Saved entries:
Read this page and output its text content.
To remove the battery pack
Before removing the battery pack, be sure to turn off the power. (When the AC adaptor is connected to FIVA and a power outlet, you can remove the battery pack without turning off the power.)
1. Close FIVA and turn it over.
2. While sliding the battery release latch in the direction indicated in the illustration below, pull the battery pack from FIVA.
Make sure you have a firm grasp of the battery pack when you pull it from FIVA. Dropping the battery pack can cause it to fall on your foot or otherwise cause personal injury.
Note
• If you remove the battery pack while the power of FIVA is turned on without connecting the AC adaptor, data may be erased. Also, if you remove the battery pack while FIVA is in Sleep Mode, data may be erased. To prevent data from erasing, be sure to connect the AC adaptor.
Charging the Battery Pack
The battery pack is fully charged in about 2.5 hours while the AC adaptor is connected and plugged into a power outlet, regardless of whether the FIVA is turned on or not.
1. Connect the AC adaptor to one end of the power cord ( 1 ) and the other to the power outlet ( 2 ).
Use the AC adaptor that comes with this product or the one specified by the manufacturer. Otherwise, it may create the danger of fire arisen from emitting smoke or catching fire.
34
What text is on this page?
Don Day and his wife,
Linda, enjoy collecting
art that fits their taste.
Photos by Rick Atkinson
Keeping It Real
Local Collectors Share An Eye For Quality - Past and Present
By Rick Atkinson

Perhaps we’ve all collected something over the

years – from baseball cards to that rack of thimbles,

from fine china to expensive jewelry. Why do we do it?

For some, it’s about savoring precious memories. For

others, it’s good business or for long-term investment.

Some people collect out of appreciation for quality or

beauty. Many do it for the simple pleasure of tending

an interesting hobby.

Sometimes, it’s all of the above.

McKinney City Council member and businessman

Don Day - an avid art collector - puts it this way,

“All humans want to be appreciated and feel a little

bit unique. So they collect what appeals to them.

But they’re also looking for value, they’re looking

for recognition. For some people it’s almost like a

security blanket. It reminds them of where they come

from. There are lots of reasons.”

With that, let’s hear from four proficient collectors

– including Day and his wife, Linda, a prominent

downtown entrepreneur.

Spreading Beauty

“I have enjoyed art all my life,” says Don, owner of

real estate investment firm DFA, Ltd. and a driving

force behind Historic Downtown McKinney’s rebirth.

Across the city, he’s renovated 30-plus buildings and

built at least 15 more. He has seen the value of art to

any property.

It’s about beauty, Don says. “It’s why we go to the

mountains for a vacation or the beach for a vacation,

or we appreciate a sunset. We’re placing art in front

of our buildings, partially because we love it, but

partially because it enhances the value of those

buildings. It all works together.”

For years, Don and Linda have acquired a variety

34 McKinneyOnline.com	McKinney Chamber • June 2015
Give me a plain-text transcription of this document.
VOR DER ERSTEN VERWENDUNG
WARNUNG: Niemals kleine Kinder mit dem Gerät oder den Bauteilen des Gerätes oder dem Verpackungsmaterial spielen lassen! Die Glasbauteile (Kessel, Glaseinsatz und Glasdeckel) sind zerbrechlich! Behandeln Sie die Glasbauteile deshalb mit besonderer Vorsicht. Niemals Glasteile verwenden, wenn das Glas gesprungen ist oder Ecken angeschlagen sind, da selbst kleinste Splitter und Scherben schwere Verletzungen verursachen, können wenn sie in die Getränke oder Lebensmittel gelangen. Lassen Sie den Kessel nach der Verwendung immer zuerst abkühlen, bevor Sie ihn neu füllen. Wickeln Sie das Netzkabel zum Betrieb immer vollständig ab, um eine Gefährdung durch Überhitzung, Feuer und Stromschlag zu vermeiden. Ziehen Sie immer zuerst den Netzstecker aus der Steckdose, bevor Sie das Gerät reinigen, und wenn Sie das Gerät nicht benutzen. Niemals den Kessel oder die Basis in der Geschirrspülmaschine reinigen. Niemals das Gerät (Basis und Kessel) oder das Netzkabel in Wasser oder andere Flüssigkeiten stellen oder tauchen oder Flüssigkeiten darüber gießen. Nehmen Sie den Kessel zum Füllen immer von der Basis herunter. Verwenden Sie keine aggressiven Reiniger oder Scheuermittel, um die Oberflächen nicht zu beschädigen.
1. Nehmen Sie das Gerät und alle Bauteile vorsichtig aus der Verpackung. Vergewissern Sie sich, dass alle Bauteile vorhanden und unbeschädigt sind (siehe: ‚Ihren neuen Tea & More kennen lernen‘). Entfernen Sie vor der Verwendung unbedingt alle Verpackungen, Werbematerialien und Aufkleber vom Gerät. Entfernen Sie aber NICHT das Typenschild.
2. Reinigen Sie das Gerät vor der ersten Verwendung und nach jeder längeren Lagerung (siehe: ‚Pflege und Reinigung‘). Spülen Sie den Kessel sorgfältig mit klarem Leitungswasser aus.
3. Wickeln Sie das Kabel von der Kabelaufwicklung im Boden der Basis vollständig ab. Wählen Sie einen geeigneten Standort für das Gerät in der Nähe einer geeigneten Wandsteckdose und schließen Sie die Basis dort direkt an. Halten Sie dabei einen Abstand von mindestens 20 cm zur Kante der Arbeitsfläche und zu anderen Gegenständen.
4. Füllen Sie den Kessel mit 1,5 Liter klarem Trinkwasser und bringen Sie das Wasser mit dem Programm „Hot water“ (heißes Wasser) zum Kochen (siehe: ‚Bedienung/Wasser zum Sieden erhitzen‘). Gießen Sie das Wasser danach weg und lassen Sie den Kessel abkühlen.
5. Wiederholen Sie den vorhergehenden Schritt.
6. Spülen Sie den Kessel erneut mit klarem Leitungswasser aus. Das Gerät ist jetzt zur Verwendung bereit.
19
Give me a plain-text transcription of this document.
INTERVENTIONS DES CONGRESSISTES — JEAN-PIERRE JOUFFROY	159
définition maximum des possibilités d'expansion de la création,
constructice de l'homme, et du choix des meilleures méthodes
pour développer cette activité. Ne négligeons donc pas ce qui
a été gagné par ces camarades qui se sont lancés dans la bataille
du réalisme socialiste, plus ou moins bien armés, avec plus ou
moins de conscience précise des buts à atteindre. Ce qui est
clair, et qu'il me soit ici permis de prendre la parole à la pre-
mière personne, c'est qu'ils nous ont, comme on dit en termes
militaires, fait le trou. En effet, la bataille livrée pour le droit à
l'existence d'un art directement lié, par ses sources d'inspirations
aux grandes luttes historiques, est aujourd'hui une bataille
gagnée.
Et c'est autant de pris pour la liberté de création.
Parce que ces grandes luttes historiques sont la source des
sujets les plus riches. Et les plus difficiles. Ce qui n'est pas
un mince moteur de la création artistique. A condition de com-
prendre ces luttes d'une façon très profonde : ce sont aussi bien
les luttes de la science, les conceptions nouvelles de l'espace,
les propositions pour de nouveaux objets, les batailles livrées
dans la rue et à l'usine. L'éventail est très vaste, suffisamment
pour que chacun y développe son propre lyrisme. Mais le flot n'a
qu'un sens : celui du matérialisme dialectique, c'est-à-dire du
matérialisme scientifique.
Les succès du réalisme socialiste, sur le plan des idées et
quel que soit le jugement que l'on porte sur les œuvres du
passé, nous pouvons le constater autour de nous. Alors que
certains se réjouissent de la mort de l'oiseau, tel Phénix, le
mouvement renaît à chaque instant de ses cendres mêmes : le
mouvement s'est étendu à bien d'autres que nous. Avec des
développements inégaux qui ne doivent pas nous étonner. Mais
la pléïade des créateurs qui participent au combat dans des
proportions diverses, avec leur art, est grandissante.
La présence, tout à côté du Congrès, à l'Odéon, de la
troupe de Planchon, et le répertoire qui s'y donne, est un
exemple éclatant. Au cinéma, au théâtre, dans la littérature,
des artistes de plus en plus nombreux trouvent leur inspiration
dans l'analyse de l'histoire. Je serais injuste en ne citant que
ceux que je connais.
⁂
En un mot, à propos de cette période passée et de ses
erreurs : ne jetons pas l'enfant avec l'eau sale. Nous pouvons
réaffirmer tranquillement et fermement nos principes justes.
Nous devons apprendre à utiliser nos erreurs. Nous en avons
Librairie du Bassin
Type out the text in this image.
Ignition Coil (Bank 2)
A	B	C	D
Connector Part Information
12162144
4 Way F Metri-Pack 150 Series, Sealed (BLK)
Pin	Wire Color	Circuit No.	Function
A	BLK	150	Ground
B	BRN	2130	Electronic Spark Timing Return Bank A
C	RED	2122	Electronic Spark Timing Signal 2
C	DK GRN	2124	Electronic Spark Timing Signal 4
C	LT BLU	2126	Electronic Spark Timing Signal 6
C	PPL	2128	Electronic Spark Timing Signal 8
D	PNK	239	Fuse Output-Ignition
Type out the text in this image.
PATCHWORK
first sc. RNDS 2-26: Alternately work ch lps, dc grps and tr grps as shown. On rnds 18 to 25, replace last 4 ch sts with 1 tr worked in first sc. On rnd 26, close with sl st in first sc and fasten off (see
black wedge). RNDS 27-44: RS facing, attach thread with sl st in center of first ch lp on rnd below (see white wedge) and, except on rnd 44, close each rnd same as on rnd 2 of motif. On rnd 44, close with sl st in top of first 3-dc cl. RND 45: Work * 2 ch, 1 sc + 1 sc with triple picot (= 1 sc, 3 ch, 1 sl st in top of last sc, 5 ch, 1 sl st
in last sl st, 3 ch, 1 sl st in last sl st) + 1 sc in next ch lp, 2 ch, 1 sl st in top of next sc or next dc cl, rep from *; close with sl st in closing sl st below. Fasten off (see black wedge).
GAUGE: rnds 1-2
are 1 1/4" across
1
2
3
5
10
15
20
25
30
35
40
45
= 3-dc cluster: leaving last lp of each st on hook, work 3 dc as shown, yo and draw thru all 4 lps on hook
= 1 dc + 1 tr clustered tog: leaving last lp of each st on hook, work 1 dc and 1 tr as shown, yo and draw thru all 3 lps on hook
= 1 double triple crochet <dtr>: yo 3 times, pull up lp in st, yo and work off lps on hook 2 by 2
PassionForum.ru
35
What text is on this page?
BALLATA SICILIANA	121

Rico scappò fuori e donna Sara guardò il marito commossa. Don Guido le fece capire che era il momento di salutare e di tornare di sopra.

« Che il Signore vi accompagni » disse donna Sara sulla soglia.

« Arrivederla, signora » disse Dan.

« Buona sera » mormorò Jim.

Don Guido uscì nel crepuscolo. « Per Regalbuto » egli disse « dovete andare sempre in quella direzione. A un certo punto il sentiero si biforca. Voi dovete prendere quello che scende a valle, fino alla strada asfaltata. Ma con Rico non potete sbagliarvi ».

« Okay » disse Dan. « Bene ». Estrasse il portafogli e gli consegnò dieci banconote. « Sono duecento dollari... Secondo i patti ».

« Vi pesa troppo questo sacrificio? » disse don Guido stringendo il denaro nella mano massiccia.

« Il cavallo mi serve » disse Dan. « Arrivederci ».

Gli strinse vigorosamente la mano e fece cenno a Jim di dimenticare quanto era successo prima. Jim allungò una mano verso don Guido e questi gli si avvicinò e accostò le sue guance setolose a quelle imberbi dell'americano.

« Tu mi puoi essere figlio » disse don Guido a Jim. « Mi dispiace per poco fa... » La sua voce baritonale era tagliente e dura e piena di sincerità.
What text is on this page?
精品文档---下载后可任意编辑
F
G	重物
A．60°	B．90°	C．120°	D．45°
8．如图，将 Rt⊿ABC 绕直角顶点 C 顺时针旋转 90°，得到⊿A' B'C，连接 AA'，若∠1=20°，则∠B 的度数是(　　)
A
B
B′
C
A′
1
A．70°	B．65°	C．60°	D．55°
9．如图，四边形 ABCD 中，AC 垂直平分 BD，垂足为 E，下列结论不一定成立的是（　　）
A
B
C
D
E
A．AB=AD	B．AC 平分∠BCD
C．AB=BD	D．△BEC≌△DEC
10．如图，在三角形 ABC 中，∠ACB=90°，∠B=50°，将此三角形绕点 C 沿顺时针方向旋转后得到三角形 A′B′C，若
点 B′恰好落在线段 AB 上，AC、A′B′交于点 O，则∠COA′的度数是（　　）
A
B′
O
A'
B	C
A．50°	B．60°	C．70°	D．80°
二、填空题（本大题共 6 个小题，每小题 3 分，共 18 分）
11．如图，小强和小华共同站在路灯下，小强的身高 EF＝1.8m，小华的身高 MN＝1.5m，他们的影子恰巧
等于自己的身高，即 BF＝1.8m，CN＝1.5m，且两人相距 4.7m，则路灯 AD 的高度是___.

*What this task involves*: Copy every line from the records above that contains the word "have".

*Correct result*:
Make sure you have a firm grasp of the battery pack when you pull it from FIVA. Dropping the battery pack can cause it to fall on your foot or otherwise cause personal injury.
“I have enjoyed art all my life,” says Don, owner of
For years, Don and Linda have acquired a variety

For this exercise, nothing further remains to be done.